| DATA SHOWN |
-------
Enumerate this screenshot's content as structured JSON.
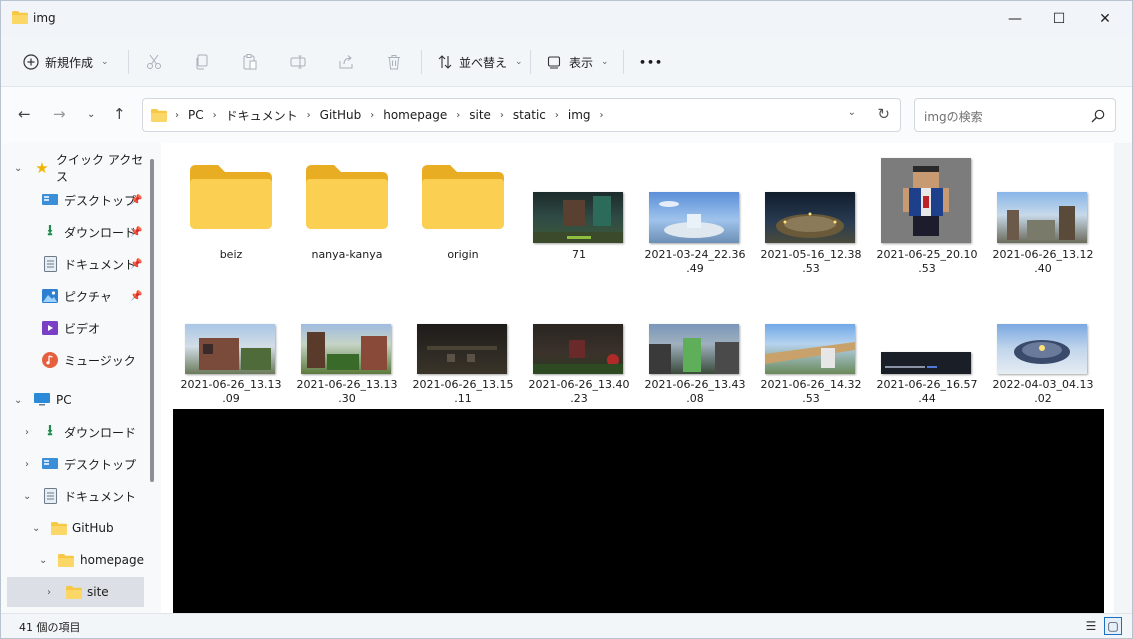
{
  "window": {
    "title": "img",
    "minimize_glyph": "—",
    "maximize_glyph": "☐",
    "close_glyph": "✕"
  },
  "toolbar": {
    "new_label": "新規作成",
    "sort_label": "並べ替え",
    "view_label": "表示",
    "more_label": "•••",
    "icons": [
      "cut-icon",
      "copy-icon",
      "paste-icon",
      "rename-icon",
      "share-icon",
      "delete-icon"
    ]
  },
  "address": {
    "crumbs": [
      "PC",
      "ドキュメント",
      "GitHub",
      "homepage",
      "site",
      "static",
      "img"
    ],
    "search_placeholder": "imgの検索"
  },
  "sidebar": {
    "items": [
      {
        "label": "クイック アクセス",
        "icon": "star-icon"
      },
      {
        "label": "デスクトップ",
        "icon": "desktop-icon"
      },
      {
        "label": "ダウンロード",
        "icon": "download-icon"
      },
      {
        "label": "ドキュメント",
        "icon": "document-icon"
      },
      {
        "label": "ピクチャ",
        "icon": "pictures-icon"
      },
      {
        "label": "ビデオ",
        "icon": "video-icon"
      },
      {
        "label": "ミュージック",
        "icon": "music-icon"
      },
      {
        "label": "PC",
        "icon": "pc-icon"
      },
      {
        "label": "ダウンロード",
        "icon": "download-icon"
      },
      {
        "label": "デスクトップ",
        "icon": "desktop-icon"
      },
      {
        "label": "ドキュメント",
        "icon": "document-icon"
      },
      {
        "label": "GitHub",
        "icon": "folder-icon"
      },
      {
        "label": "homepage",
        "icon": "folder-icon"
      },
      {
        "label": "site",
        "icon": "folder-icon"
      }
    ]
  },
  "files": [
    {
      "name": "beiz",
      "kind": "folder"
    },
    {
      "name": "nanya-kanya",
      "kind": "folder"
    },
    {
      "name": "origin",
      "kind": "folder"
    },
    {
      "name": "71",
      "kind": "image"
    },
    {
      "name": "2021-03-24_22.36\n.49",
      "kind": "image"
    },
    {
      "name": "2021-05-16_12.38\n.53",
      "kind": "image"
    },
    {
      "name": "2021-06-25_20.10\n.53",
      "kind": "image"
    },
    {
      "name": "2021-06-26_13.12\n.40",
      "kind": "image"
    },
    {
      "name": "2021-06-26_13.13\n.09",
      "kind": "image"
    },
    {
      "name": "2021-06-26_13.13\n.30",
      "kind": "image"
    },
    {
      "name": "2021-06-26_13.15\n.11",
      "kind": "image"
    },
    {
      "name": "2021-06-26_13.40\n.23",
      "kind": "image"
    },
    {
      "name": "2021-06-26_13.43\n.08",
      "kind": "image"
    },
    {
      "name": "2021-06-26_14.32\n.53",
      "kind": "image"
    },
    {
      "name": "2021-06-26_16.57\n.44",
      "kind": "image"
    },
    {
      "name": "2022-04-03_04.13\n.02",
      "kind": "image"
    }
  ],
  "status": {
    "item_count": "41 個の項目"
  },
  "colors": {
    "folder": "#f7c846",
    "folder_dark": "#e6a817",
    "accent": "#1b6ec2"
  }
}
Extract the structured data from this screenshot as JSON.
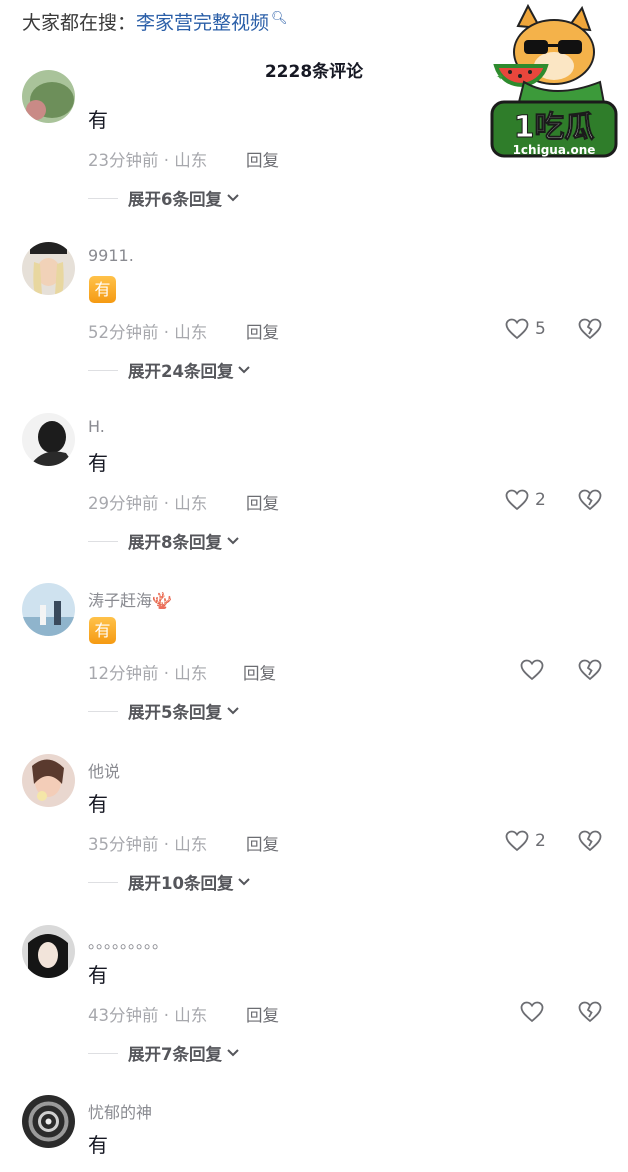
-------
| THE EXERCISE |
Tell how many lines of the records above hold the string "this". Give no other text.

| THE OUTPUT |
2